Task: Where a line below holds the string "parking", copy that line.

(Stored data entries)
START
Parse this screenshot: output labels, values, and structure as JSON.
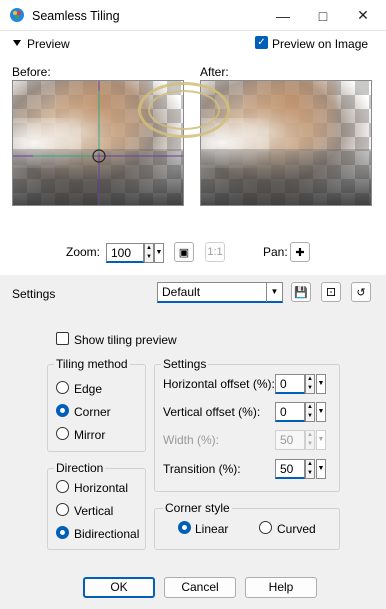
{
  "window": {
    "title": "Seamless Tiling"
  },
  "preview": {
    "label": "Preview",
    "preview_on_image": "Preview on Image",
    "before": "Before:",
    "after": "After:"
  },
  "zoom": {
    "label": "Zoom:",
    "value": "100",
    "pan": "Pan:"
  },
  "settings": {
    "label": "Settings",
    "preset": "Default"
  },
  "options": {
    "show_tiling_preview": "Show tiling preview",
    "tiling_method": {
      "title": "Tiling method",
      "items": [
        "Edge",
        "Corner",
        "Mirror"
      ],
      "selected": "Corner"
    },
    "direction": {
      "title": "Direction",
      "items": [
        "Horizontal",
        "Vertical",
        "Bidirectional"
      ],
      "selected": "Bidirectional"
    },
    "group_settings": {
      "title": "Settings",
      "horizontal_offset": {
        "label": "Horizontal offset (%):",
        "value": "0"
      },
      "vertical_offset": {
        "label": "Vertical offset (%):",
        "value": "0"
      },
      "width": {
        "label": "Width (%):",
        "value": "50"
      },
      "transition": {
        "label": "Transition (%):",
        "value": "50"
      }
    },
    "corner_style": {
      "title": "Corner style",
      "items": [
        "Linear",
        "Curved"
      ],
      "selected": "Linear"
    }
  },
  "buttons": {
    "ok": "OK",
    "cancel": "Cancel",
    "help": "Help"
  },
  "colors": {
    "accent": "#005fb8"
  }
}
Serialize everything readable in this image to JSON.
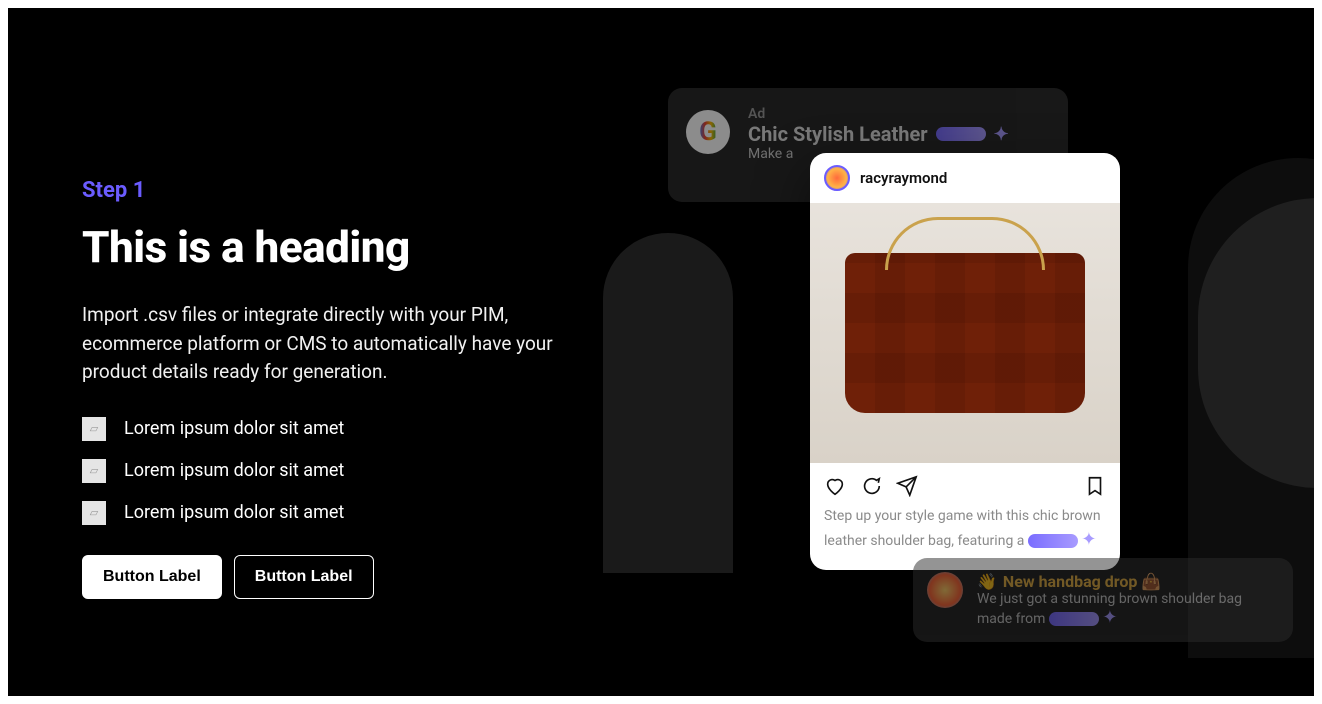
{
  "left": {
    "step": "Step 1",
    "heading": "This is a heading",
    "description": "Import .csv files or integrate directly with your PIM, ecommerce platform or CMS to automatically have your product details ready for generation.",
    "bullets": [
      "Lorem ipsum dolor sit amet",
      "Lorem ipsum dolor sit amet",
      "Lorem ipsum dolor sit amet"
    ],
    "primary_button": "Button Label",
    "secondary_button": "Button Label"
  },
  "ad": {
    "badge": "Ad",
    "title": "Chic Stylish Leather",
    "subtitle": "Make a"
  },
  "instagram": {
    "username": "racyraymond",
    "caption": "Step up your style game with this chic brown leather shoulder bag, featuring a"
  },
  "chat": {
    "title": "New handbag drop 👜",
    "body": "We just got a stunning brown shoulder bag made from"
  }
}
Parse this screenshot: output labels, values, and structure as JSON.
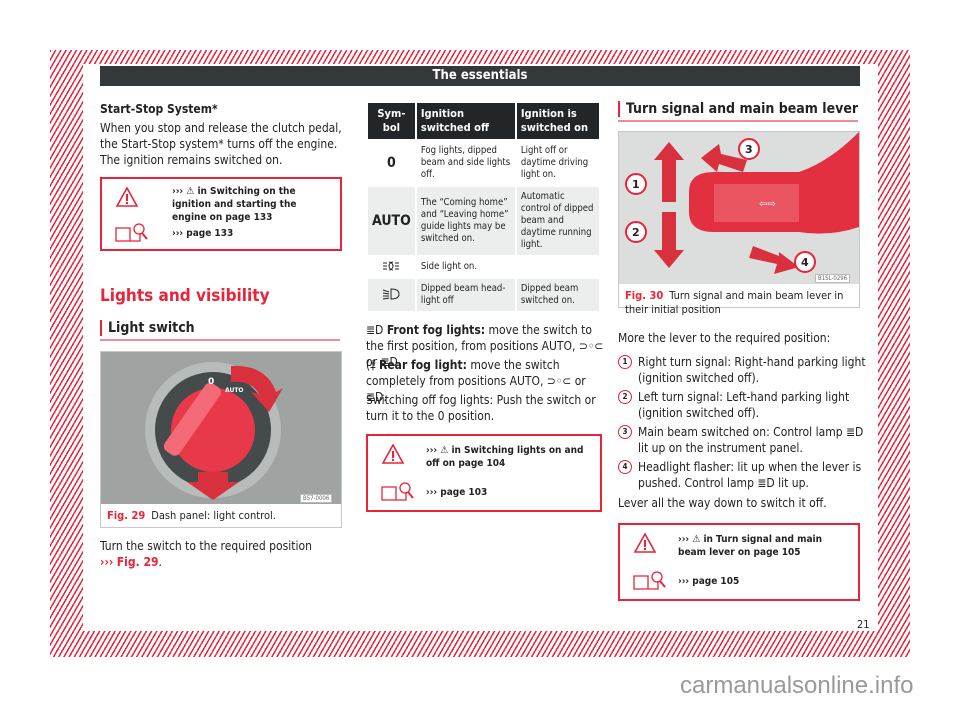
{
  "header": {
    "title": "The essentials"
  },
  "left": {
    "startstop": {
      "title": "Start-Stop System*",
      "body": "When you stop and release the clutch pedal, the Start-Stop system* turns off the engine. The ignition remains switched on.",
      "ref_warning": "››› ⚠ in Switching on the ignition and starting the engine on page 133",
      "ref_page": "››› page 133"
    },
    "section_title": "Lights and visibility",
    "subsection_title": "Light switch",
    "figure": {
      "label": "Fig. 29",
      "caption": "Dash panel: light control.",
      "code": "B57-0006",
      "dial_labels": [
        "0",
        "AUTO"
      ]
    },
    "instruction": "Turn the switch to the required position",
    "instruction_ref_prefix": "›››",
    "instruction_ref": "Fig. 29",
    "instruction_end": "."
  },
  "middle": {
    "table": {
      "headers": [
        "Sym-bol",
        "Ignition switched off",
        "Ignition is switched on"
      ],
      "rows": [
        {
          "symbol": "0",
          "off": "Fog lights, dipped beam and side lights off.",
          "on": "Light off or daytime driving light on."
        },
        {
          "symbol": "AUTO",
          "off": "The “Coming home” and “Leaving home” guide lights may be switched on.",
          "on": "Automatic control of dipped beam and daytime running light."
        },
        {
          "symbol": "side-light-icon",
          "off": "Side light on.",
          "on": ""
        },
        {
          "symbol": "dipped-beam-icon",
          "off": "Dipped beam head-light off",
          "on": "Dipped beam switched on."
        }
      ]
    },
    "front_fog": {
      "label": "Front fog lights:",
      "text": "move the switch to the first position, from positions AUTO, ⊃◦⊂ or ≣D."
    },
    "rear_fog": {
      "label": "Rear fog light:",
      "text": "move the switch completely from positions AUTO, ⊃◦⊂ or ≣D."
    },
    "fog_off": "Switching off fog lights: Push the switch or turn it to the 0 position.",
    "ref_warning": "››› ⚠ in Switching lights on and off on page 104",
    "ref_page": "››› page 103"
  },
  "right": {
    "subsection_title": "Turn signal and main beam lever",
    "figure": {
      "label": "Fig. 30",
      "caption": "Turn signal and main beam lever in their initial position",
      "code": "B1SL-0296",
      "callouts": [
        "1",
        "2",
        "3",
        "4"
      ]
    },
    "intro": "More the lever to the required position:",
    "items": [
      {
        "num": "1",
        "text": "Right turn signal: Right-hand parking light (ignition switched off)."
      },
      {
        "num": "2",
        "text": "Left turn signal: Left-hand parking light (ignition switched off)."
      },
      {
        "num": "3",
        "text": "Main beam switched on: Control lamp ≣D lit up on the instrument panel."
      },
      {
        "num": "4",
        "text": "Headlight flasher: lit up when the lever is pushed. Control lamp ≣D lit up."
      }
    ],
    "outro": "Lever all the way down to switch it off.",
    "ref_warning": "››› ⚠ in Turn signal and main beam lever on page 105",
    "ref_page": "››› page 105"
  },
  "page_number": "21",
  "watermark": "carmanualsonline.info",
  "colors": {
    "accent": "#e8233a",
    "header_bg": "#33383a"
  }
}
END
Answer:
        "text": "Right turn signal: Right-hand parking light (ignition switched off)."
        "text": "Left turn signal: Left-hand parking light (ignition switched off)."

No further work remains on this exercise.